▸ **DO THIS**:
Tally up the lines below that include the word "ylabel". Answer with the number alone.
[BEGIN SOURCE MATERIAL]
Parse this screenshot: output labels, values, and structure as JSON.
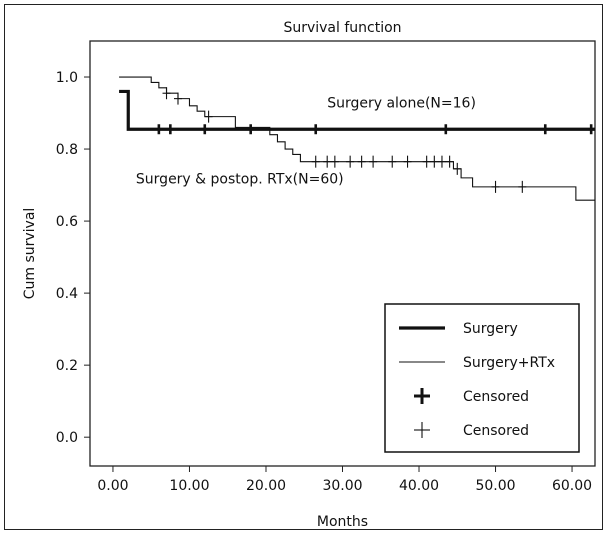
{
  "chart_data": {
    "type": "line",
    "title": "Survival function",
    "xlabel": "Months",
    "ylabel": "Cum survival",
    "xlim": [
      -3,
      63
    ],
    "ylim": [
      -0.08,
      1.1
    ],
    "xticks": [
      0,
      10,
      20,
      30,
      40,
      50,
      60
    ],
    "xtick_labels": [
      "0.00",
      "10.00",
      "20.00",
      "30.00",
      "40.00",
      "50.00",
      "60.00"
    ],
    "yticks": [
      0,
      0.2,
      0.4,
      0.6,
      0.8,
      1.0
    ],
    "ytick_labels": [
      "0.0",
      "0.2",
      "0.4",
      "0.6",
      "0.8",
      "1.0"
    ],
    "grid": false,
    "series": [
      {
        "name": "Surgery",
        "style": "thick-step",
        "color": "#111111",
        "steps": [
          [
            0.8,
            0.96
          ],
          [
            2.0,
            0.855
          ],
          [
            63,
            0.855
          ]
        ],
        "censored": [
          6,
          7.5,
          12,
          18,
          26.5,
          43.5,
          56.5,
          62.5
        ]
      },
      {
        "name": "Surgery+RTx",
        "style": "thin-step",
        "color": "#111111",
        "steps": [
          [
            0.8,
            1.0
          ],
          [
            5,
            0.985
          ],
          [
            6,
            0.97
          ],
          [
            7,
            0.955
          ],
          [
            8.5,
            0.94
          ],
          [
            10,
            0.92
          ],
          [
            11,
            0.905
          ],
          [
            12,
            0.89
          ],
          [
            16,
            0.86
          ],
          [
            20.5,
            0.84
          ],
          [
            21.5,
            0.82
          ],
          [
            22.5,
            0.8
          ],
          [
            23.5,
            0.785
          ],
          [
            24.5,
            0.765
          ],
          [
            44.5,
            0.745
          ],
          [
            45.5,
            0.72
          ],
          [
            47,
            0.695
          ],
          [
            60.5,
            0.658
          ],
          [
            63,
            0.658
          ]
        ],
        "censored": [
          7,
          8.5,
          12.5,
          26.5,
          28,
          29,
          31,
          32.5,
          34,
          36.5,
          38.5,
          41,
          42,
          43,
          44,
          45,
          50,
          53.5
        ]
      }
    ],
    "annotations": [
      {
        "text": "Surgery alone(N=16)",
        "x": 28,
        "y": 0.915
      },
      {
        "text": "Surgery & postop. RTx(N=60)",
        "x": 3,
        "y": 0.705
      }
    ],
    "legend": {
      "position": "bottom-right",
      "entries": [
        {
          "label": "Surgery",
          "symbol": "thick-line"
        },
        {
          "label": "Surgery+RTx",
          "symbol": "thin-line"
        },
        {
          "label": "Censored",
          "symbol": "thick-plus"
        },
        {
          "label": "Censored",
          "symbol": "thin-plus"
        }
      ]
    }
  }
}
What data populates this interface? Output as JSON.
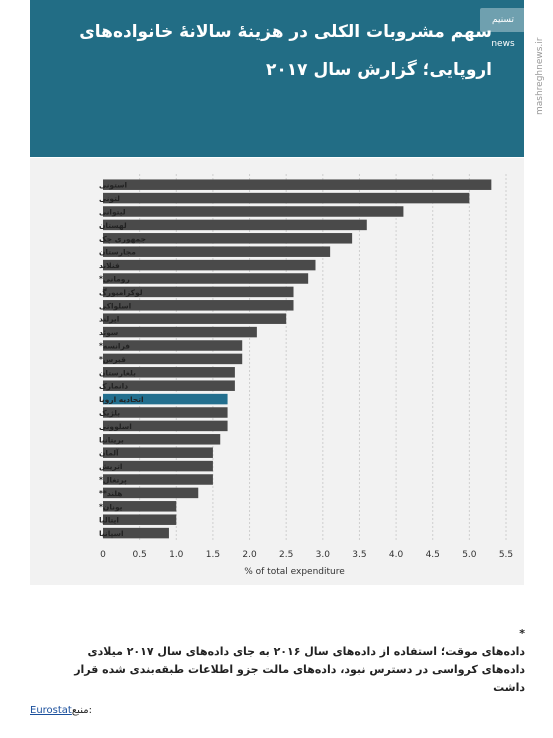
{
  "header": {
    "title_line1": "سهم مشروبات الکلی در هزینهٔ سالانهٔ خانواده‌های",
    "title_line2": "اروپایی؛ گزارش سال ۲۰۱۷",
    "watermark": "تسنیم news",
    "side_watermark": "mashreghnews.ir"
  },
  "chart_data": {
    "type": "bar",
    "orientation": "horizontal",
    "categories": [
      "استونی",
      "لتونی",
      "لیتوانی",
      "لهستان",
      "جمهوری چک",
      "مجارستان",
      "فنلاند",
      "رومانی*",
      "لوکزامبورگ",
      "اسلواکی",
      "ایرلند",
      "سوئد",
      "فرانسه*",
      "قبرس*",
      "بلغارستان",
      "دانمارک",
      "اتحادیه اروپا",
      "بلژیک",
      "اسلوونی",
      "بریتانیا",
      "آلمان",
      "اتریش",
      "پرتغال*",
      "هلند**",
      "یونان*",
      "ایتالیا",
      "اسپانیا"
    ],
    "values": [
      5.3,
      5.0,
      4.1,
      3.6,
      3.4,
      3.1,
      2.9,
      2.8,
      2.6,
      2.6,
      2.5,
      2.1,
      1.9,
      1.9,
      1.8,
      1.8,
      1.7,
      1.7,
      1.7,
      1.6,
      1.5,
      1.5,
      1.5,
      1.3,
      1.0,
      1.0,
      0.9
    ],
    "highlight_index": 16,
    "xlim": [
      0,
      5.5
    ],
    "xticks": [
      "0",
      "0.5",
      "1.0",
      "1.5",
      "2.0",
      "2.5",
      "3.0",
      "3.5",
      "4.0",
      "4.5",
      "5.0",
      "5.5"
    ],
    "xlabel": "% of total expenditure",
    "grid": "vertical dashed",
    "colors": {
      "bar": "#4a4a4a",
      "highlight": "#236f8e",
      "panel": "#f2f2f2",
      "grid": "#cfcfcf"
    }
  },
  "notes": {
    "star": "*",
    "line1": "داده‌های موقت؛ استفاده از داده‌های سال ۲۰۱۶ به جای داده‌های سال ۲۰۱۷ میلادی",
    "line2": "داده‌های کرواسی در دسترس نبود، داده‌های مالت جزو اطلاعات طبقه‌بندی شده قرار داشت"
  },
  "source": {
    "prefix": "منبع:",
    "link": "Eurostat"
  }
}
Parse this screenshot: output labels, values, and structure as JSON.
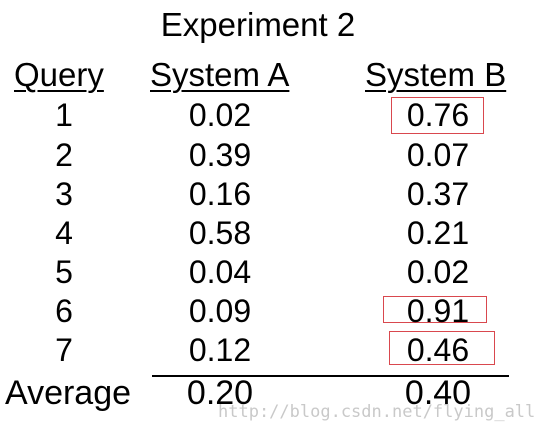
{
  "title": "Experiment 2",
  "headers": {
    "query": "Query",
    "system_a": "System A",
    "system_b": "System B"
  },
  "rows": [
    {
      "query": "1",
      "system_a": "0.02",
      "system_b": "0.76",
      "b_highlighted": true
    },
    {
      "query": "2",
      "system_a": "0.39",
      "system_b": "0.07",
      "b_highlighted": false
    },
    {
      "query": "3",
      "system_a": "0.16",
      "system_b": "0.37",
      "b_highlighted": false
    },
    {
      "query": "4",
      "system_a": "0.58",
      "system_b": "0.21",
      "b_highlighted": false
    },
    {
      "query": "5",
      "system_a": "0.04",
      "system_b": "0.02",
      "b_highlighted": false
    },
    {
      "query": "6",
      "system_a": "0.09",
      "system_b": "0.91",
      "b_highlighted": true
    },
    {
      "query": "7",
      "system_a": "0.12",
      "system_b": "0.46",
      "b_highlighted": true
    }
  ],
  "average": {
    "label": "Average",
    "system_a": "0.20",
    "system_b": "0.40"
  },
  "highlight_color": "#d9484e",
  "watermark": "http://blog.csdn.net/flying_all"
}
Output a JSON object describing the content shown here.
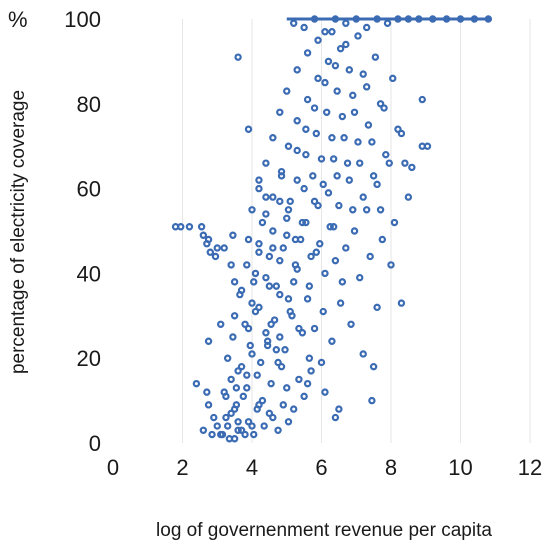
{
  "chart_data": {
    "type": "scatter",
    "title": "",
    "xlabel": "log of governenment revenue per capita",
    "ylabel": "percentage of electricity coverage",
    "y_unit": "%",
    "xlim": [
      0,
      12
    ],
    "ylim": [
      0,
      100
    ],
    "x_ticks": [
      "0",
      "2",
      "4",
      "6",
      "8",
      "10",
      "12"
    ],
    "y_ticks": [
      "100",
      "80",
      "60",
      "40",
      "20",
      "0"
    ],
    "grid": "vertical-gridlines",
    "legend": "none",
    "marker": "open-circle",
    "color": "#3b6bb3",
    "series": [
      {
        "x": [
          1.8,
          1.95,
          2.2,
          2.55,
          2.6,
          2.75,
          2.8,
          2.7,
          3.0,
          2.95,
          3.2,
          3.45,
          3.5,
          2.4,
          2.7,
          2.75,
          2.6,
          2.85,
          2.9,
          2.75,
          3.1,
          3.4,
          3.0,
          3.1,
          3.25,
          3.35,
          3.5,
          3.6,
          3.75,
          3.9,
          4.05,
          4.2,
          4.35,
          4.5,
          3.2,
          3.4,
          3.55,
          3.7,
          3.85,
          4.0,
          4.15,
          4.3,
          4.6,
          4.75,
          3.3,
          3.45,
          3.6,
          3.8,
          3.95,
          4.1,
          4.25,
          4.4,
          4.55,
          4.7,
          4.9,
          5.05,
          3.5,
          3.65,
          3.9,
          4.05,
          4.2,
          4.45,
          4.65,
          4.85,
          5.0,
          5.2,
          3.7,
          3.85,
          4.0,
          4.2,
          4.4,
          4.55,
          4.8,
          4.95,
          5.15,
          5.35,
          5.5,
          3.9,
          4.1,
          4.3,
          4.5,
          4.7,
          4.9,
          5.1,
          5.3,
          5.45,
          5.65,
          4.0,
          4.2,
          4.4,
          4.6,
          4.8,
          5.0,
          5.2,
          5.4,
          5.6,
          5.8,
          6.0,
          4.2,
          4.4,
          4.6,
          4.8,
          5.0,
          5.25,
          5.45,
          5.65,
          5.85,
          6.05,
          6.3,
          4.4,
          4.6,
          4.85,
          5.05,
          5.25,
          5.5,
          5.7,
          5.9,
          6.1,
          6.35,
          6.55,
          4.6,
          4.85,
          5.1,
          5.3,
          5.55,
          5.75,
          5.95,
          6.2,
          6.4,
          6.6,
          6.85,
          4.8,
          5.05,
          5.3,
          5.55,
          5.8,
          6.0,
          6.25,
          6.45,
          6.7,
          6.9,
          7.1,
          5.0,
          5.3,
          5.55,
          5.8,
          6.05,
          6.3,
          6.5,
          6.75,
          6.95,
          7.2,
          7.4,
          5.3,
          5.6,
          5.85,
          6.1,
          6.35,
          6.6,
          6.8,
          7.05,
          7.3,
          7.5,
          7.75,
          5.6,
          5.9,
          6.15,
          6.4,
          6.65,
          6.9,
          7.1,
          7.35,
          7.6,
          7.85,
          8.1,
          5.9,
          6.2,
          6.45,
          6.7,
          6.95,
          7.2,
          7.45,
          7.7,
          7.95,
          8.2,
          8.5,
          6.3,
          6.55,
          6.8,
          7.05,
          7.3,
          7.55,
          7.8,
          8.05,
          8.3,
          8.6,
          8.9,
          5.2,
          5.5,
          5.8,
          6.1,
          6.4,
          6.7,
          7.0,
          7.3,
          7.6,
          7.9,
          8.2,
          8.5,
          8.8,
          9.2,
          9.6,
          10.0,
          10.4,
          10.8,
          3.6,
          3.9,
          4.2,
          4.5,
          4.8,
          5.6,
          6.4,
          7.2,
          7.6,
          7.5,
          7.45,
          7.7,
          8.4,
          8.9,
          9.05,
          8.0,
          8.3,
          3.15,
          3.3,
          3.5,
          3.7,
          3.4,
          3.6,
          3.8,
          4.0,
          3.25,
          3.55,
          3.85,
          4.15,
          4.45,
          4.75,
          5.05,
          5.35,
          5.7,
          6.1,
          6.5
        ],
        "y": [
          51,
          51,
          51,
          51,
          49,
          48,
          45,
          47,
          46,
          44,
          46,
          49,
          38,
          14,
          12,
          9,
          3,
          2,
          6,
          24,
          28,
          42,
          4,
          2,
          6,
          1,
          8,
          3,
          11,
          5,
          2,
          9,
          4,
          7,
          12,
          15,
          9,
          18,
          13,
          21,
          16,
          10,
          6,
          3,
          20,
          25,
          17,
          28,
          23,
          31,
          19,
          26,
          14,
          22,
          9,
          5,
          30,
          35,
          27,
          38,
          32,
          24,
          29,
          18,
          13,
          8,
          36,
          42,
          33,
          45,
          39,
          28,
          35,
          22,
          30,
          15,
          11,
          48,
          40,
          52,
          44,
          37,
          46,
          31,
          41,
          26,
          20,
          55,
          47,
          58,
          50,
          43,
          53,
          38,
          48,
          34,
          27,
          19,
          60,
          54,
          46,
          57,
          49,
          42,
          52,
          37,
          45,
          31,
          24,
          66,
          58,
          63,
          55,
          48,
          60,
          44,
          56,
          40,
          51,
          33,
          72,
          64,
          57,
          69,
          52,
          63,
          47,
          59,
          43,
          38,
          28,
          78,
          70,
          62,
          74,
          57,
          67,
          51,
          63,
          46,
          55,
          39,
          83,
          76,
          68,
          79,
          61,
          72,
          56,
          66,
          50,
          58,
          44,
          88,
          81,
          73,
          85,
          67,
          77,
          62,
          71,
          55,
          63,
          48,
          92,
          86,
          78,
          89,
          72,
          82,
          66,
          75,
          61,
          68,
          52,
          95,
          90,
          83,
          94,
          78,
          87,
          71,
          80,
          66,
          74,
          58,
          97,
          93,
          88,
          96,
          84,
          91,
          79,
          86,
          73,
          65,
          70,
          99,
          98,
          100,
          97,
          100,
          99,
          100,
          98,
          100,
          99,
          100,
          100,
          100,
          100,
          100,
          100,
          100,
          100,
          91,
          74,
          62,
          37,
          25,
          14,
          6,
          21,
          32,
          18,
          10,
          55,
          66,
          81,
          70,
          42,
          33,
          2,
          4,
          1,
          3,
          7,
          5,
          2,
          4,
          11,
          13,
          16,
          8,
          23,
          19,
          34,
          27,
          17,
          12,
          8
        ]
      }
    ]
  }
}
[END SOURCE MATERIAL]
▸ **SOLUTION TO THIS PROBLEM**:
2